What to work on:
Copy every line of the material below word for word.

Dataset excerpt
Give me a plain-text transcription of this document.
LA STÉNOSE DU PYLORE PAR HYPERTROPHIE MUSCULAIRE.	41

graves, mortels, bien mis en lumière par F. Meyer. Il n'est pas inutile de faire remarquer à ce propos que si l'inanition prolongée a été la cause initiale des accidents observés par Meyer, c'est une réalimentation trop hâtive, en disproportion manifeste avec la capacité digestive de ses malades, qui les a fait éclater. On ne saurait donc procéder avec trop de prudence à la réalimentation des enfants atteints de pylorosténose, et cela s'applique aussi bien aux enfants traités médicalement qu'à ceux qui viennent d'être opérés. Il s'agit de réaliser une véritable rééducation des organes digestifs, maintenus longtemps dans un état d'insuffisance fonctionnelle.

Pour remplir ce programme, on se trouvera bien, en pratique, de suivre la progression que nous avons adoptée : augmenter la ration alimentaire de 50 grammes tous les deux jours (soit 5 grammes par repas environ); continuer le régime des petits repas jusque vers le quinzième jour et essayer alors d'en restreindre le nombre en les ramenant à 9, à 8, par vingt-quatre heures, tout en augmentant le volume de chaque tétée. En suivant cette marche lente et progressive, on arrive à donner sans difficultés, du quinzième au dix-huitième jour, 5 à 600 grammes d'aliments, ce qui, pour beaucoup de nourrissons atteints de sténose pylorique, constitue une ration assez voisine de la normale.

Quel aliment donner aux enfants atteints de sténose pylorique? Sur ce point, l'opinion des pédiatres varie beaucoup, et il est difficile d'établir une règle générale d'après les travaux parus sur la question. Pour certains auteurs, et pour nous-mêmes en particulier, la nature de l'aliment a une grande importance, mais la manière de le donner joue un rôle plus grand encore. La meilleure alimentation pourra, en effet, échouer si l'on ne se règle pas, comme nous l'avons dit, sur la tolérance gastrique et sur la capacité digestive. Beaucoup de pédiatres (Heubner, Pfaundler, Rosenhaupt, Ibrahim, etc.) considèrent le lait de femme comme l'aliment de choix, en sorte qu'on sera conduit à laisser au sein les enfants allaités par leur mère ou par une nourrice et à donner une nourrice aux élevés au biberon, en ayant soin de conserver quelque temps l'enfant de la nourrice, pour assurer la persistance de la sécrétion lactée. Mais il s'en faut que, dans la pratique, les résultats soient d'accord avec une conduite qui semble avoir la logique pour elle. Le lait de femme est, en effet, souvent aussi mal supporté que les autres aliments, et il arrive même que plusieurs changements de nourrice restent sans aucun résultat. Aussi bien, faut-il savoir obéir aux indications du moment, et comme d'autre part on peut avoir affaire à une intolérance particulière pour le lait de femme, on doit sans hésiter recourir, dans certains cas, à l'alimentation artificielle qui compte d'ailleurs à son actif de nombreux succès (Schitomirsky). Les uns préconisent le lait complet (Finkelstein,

Solution for this exercise:
Give me a plain-text transcription of this document.
LA STÉNOSE DU PYLORE PAR HYPERTROPHIE MUSCULAIRE.	41

graves, mortels, bien mis en lumière par F. Meyer. Il n'est pas inutile de faire remarquer à ce propos que si l'inanition prolongée a été la cause initiale des accidents observés par Meyer, c'est une réalimentation trop hâtive, en disproportion manifeste avec la capacité digestive de ses malades, qui les a fait éclater. On ne saurait donc procéder avec trop de prudence à la réalimentation des enfants atteints de pylorosténose, et cela s'applique aussi bien aux enfants traités médicalement qu'à ceux qui viennent d'être opérés. Il s'agit de réaliser une véritable rééducation des organes digestifs, maintenus longtemps dans un état d'insuffisance fonctionnelle.

Pour remplir ce programme, on se trouvera bien, en pratique, de suivre la progression que nous avons adoptée : augmenter la ration alimentaire de 50 grammes tous les deux jours (soit 5 grammes par repas environ); continuer le régime des petits repas jusque vers le quinzième jour et essayer alors d'en restreindre le nombre en les ramenant à 9, à 8, par vingt-quatre heures, tout en augmentant le volume de chaque tétée. En suivant cette marche lente et progressive, on arrive à donner sans difficultés, du quinzième au dix-huitième jour, 5 à 600 grammes d'aliments, ce qui, pour beaucoup de nourrissons atteints de sténose pylorique, constitue une ration assez voisine de la normale.

Quel aliment donner aux enfants atteints de sténose pylorique? Sur ce point, l'opinion des pédiatres varie beaucoup, et il est difficile d'établir une règle générale d'après les travaux parus sur la question. Pour certains auteurs, et pour nous-mêmes en particulier, la nature de l'aliment a une grande importance, mais la manière de le donner joue un rôle plus grand encore. La meilleure alimentation pourra, en effet, échouer si l'on ne se règle pas, comme nous l'avons dit, sur la tolérance gastrique et sur la capacité digestive. Beaucoup de pédiatres (Heubner, Pfaundler, Rosenhaupt, Ibrahim, etc.) considèrent le lait de femme comme l'aliment de choix, en sorte qu'on sera conduit à laisser au sein les enfants allaités par leur mère ou par une nourrice et à donner une nourrice aux élevés au biberon, en ayant soin de conserver quelque temps l'enfant de la nourrice, pour assurer la persistance de la sécrétion lactée. Mais il s'en faut que, dans la pratique, les résultats soient d'accord avec une conduite qui semble avoir la logique pour elle. Le lait de femme est, en effet, souvent aussi mal supporté que les autres aliments, et il arrive même que plusieurs changements de nourrice restent sans aucun résultat. Aussi bien, faut-il savoir obéir aux indications du moment, et comme d'autre part on peut avoir affaire à une intolérance particulière pour le lait de femme, on doit sans hésiter recourir, dans certains cas, à l'alimentation artificielle qui compte d'ailleurs à son actif de nombreux succès (Schitomirsky). Les uns préconisent le lait complet (Finkelstein,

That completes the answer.